#### PROMPT:
Gather every line from the entries below that includes "окружающей".

====== SUPPLIED ENTRIES ======

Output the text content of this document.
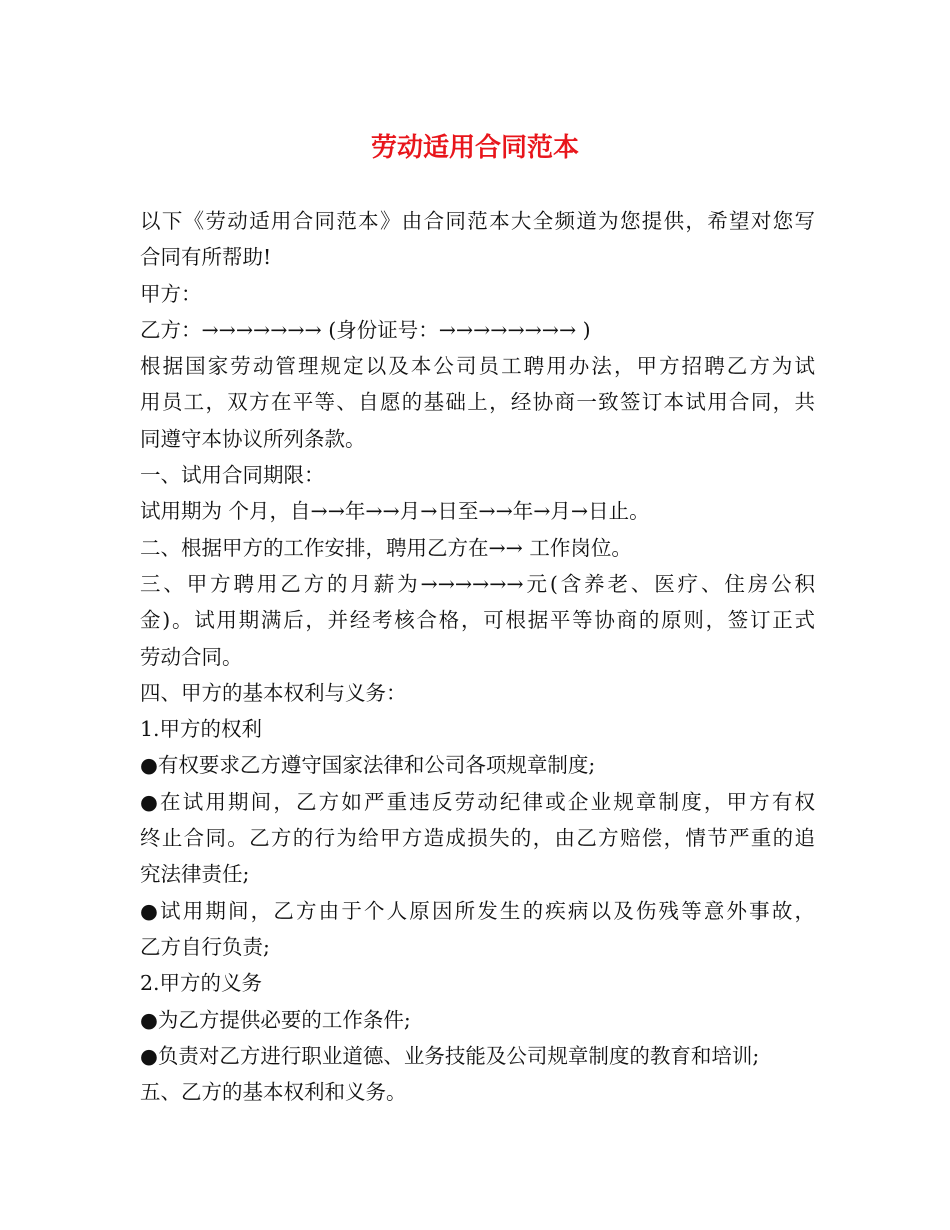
劳动适用合同范本
以下《劳动适用合同范本》由合同范本大全频道为您提供，希望对您写
合同有所帮助!
甲方：
乙方：→→→→→→→ (身份证号：→→→→→→→→ )
根据国家劳动管理规定以及本公司员工聘用办法，甲方招聘乙方为试
用员工，双方在平等、自愿的基础上，经协商一致签订本试用合同，共
同遵守本协议所列条款。
一、试用合同期限：
试用期为 个月，自→→年→→月→日至→→年→月→日止。
二、根据甲方的工作安排，聘用乙方在→→ 工作岗位。
三、甲方聘用乙方的月薪为→→→→→→元(含养老、医疗、住房公积
金)。试用期满后，并经考核合格，可根据平等协商的原则，签订正式
劳动合同。
四、甲方的基本权利与义务：
1.甲方的权利
●有权要求乙方遵守国家法律和公司各项规章制度;
●在试用期间，乙方如严重违反劳动纪律或企业规章制度，甲方有权
终止合同。乙方的行为给甲方造成损失的，由乙方赔偿，情节严重的追
究法律责任;
●试用期间，乙方由于个人原因所发生的疾病以及伤残等意外事故，
乙方自行负责;
2.甲方的义务
●为乙方提供必要的工作条件;
●负责对乙方进行职业道德、业务技能及公司规章制度的教育和培训;
五、乙方的基本权利和义务。
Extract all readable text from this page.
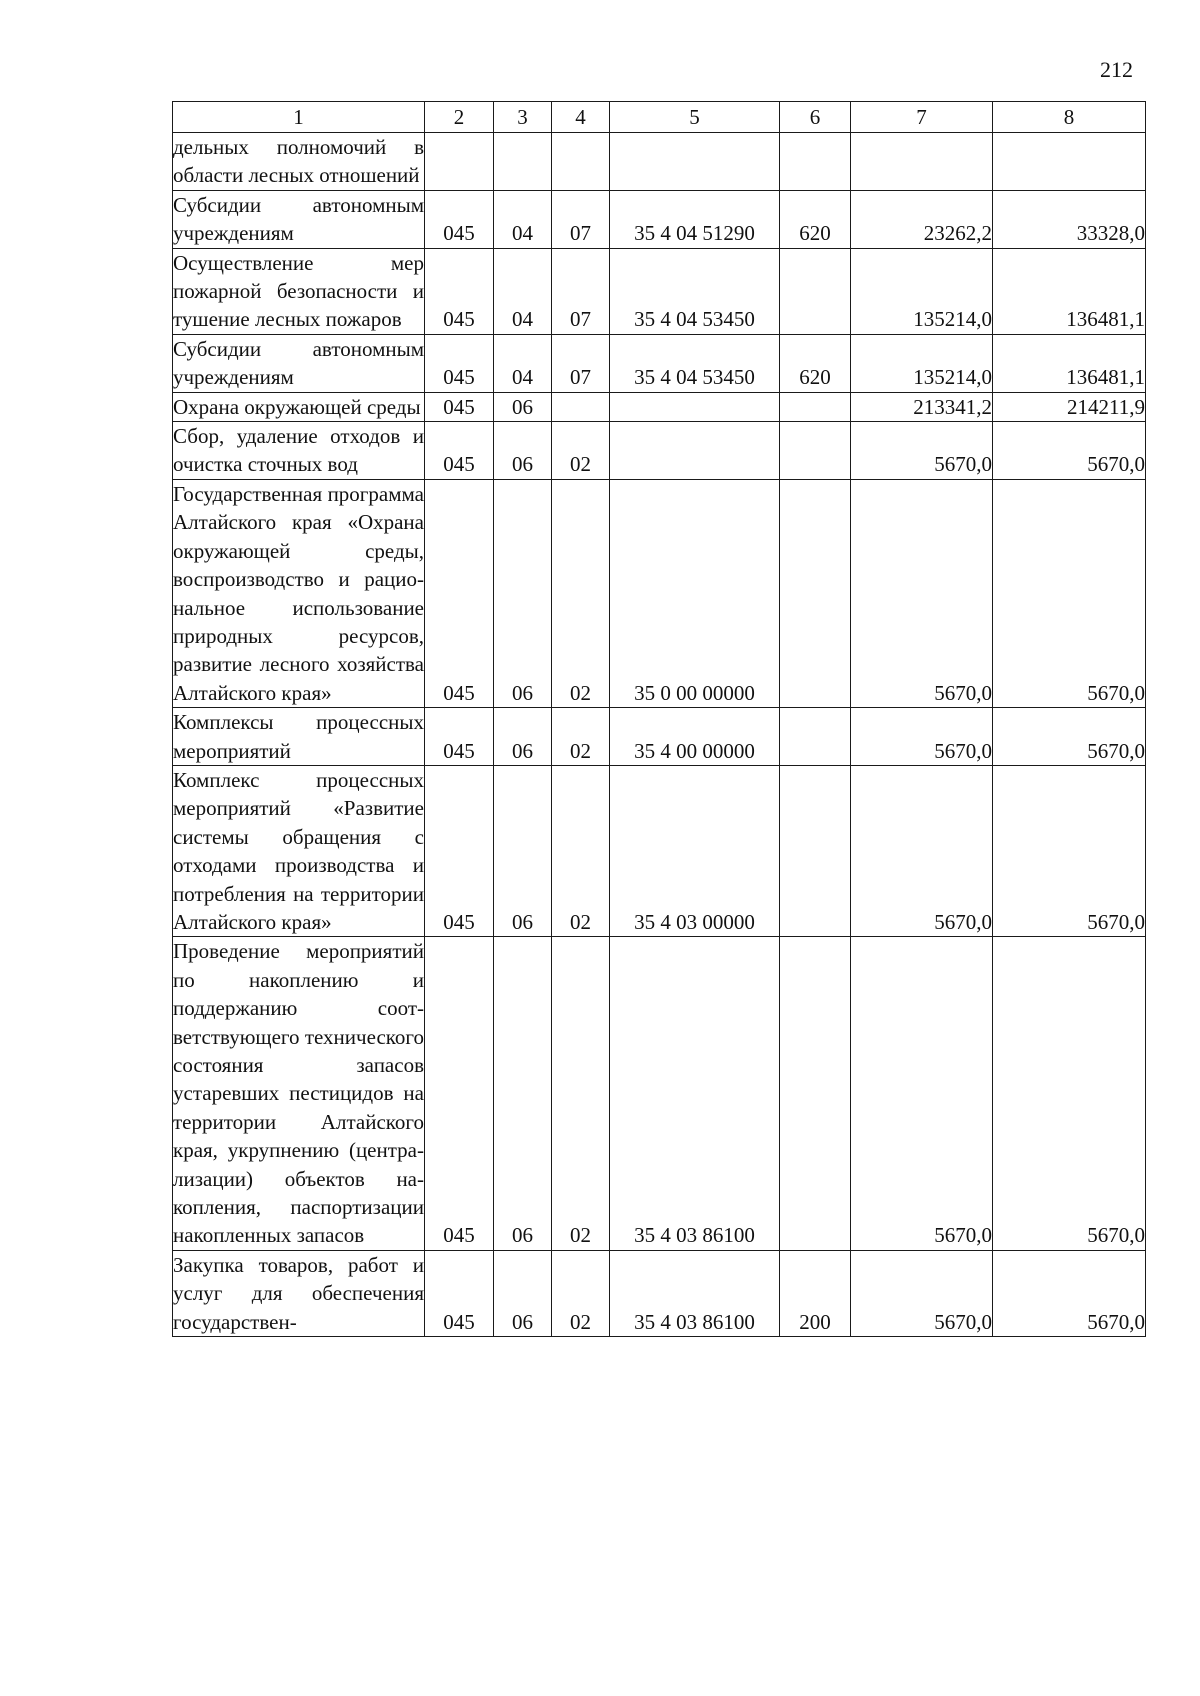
212
1	2	3	4	5	6	7	8
дельных полномочий в области лесных отношений							
Субсидии автономным учреждениям	045	04	07	35 4 04 51290	620	23262,2	33328,0
Осуществление мер пожарной безопасности и тушение лесных пожаров	045	04	07	35 4 04 53450		135214,0	136481,1
Субсидии автономным учреждениям	045	04	07	35 4 04 53450	620	135214,0	136481,1
Охрана окружающей среды	045	06				213341,2	214211,9
Сбор, удаление отходов и очистка сточных вод	045	06	02			5670,0	5670,0
Государственная программа Алтайского края «Охрана окружающей среды, воспроизводство и рациональное использование природных ресурсов, развитие лесного хозяйства Алтайского края»	045	06	02	35 0 00 00000		5670,0	5670,0
Комплексы процессных мероприятий	045	06	02	35 4 00 00000		5670,0	5670,0
Комплекс процессных мероприятий «Развитие системы обращения с отходами производства и потребления на территории Алтайского края»	045	06	02	35 4 03 00000		5670,0	5670,0
Проведение мероприятий по накоплению и поддержанию соответствующего технического состояния запасов устаревших пестицидов на территории Алтайского края, укрупнению (централизации) объектов накопления, паспортизации накопленных запасов	045	06	02	35 4 03 86100		5670,0	5670,0
Закупка товаров, работ и услуг для обеспечения государствен-	045	06	02	35 4 03 86100	200	5670,0	5670,0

======

#### WRITTEN REPLY:
Охрана окружающей среды	045	06				213341,2	214211,9
Государственная программа Алтайского края «Охрана окружающей среды, воспроизводство и рациональное использование природных ресурсов, развитие лесного хозяйства Алтайского края»	045	06	02	35 0 00 00000		5670,0	5670,0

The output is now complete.